(Chart and figure data)

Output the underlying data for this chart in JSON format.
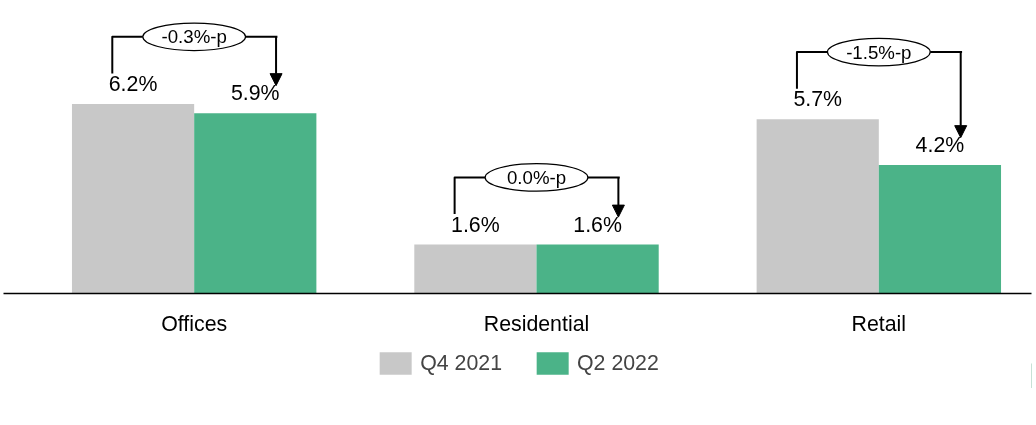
{
  "chart_data": {
    "type": "bar",
    "categories": [
      "Offices",
      "Residential",
      "Retail"
    ],
    "series": [
      {
        "name": "Q4 2021",
        "color": "#c8c8c8",
        "values": [
          6.2,
          1.6,
          5.7
        ],
        "value_labels": [
          "6.2%",
          "1.6%",
          "5.7%"
        ]
      },
      {
        "name": "Q2 2022",
        "color": "#4bb388",
        "values": [
          5.9,
          1.6,
          4.2
        ],
        "value_labels": [
          "5.9%",
          "1.6%",
          "4.2%"
        ]
      }
    ],
    "tick_labels": "x",
    "legend": "bottom",
    "annotations": [
      "-0.3%-p",
      "0.0%-p",
      "-1.5%-p"
    ]
  }
}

→ WHAT THE EXERCISE ASKS: Output every entry verbatim. Pictures do not belong in the copy.

→ RESPONSE FOR THIS EXERCISE:
Output the underlying data for this chart in JSON format.
{
  "chart_data": {
    "type": "bar",
    "categories": [
      "Offices",
      "Residential",
      "Retail"
    ],
    "series": [
      {
        "name": "Q4 2021",
        "color": "#c8c8c8",
        "values": [
          6.2,
          1.6,
          5.7
        ],
        "value_labels": [
          "6.2%",
          "1.6%",
          "5.7%"
        ]
      },
      {
        "name": "Q2 2022",
        "color": "#4bb388",
        "values": [
          5.9,
          1.6,
          4.2
        ],
        "value_labels": [
          "5.9%",
          "1.6%",
          "4.2%"
        ]
      }
    ],
    "tick_labels": "x",
    "legend": "bottom",
    "annotations": [
      "-0.3%-p",
      "0.0%-p",
      "-1.5%-p"
    ]
  }
}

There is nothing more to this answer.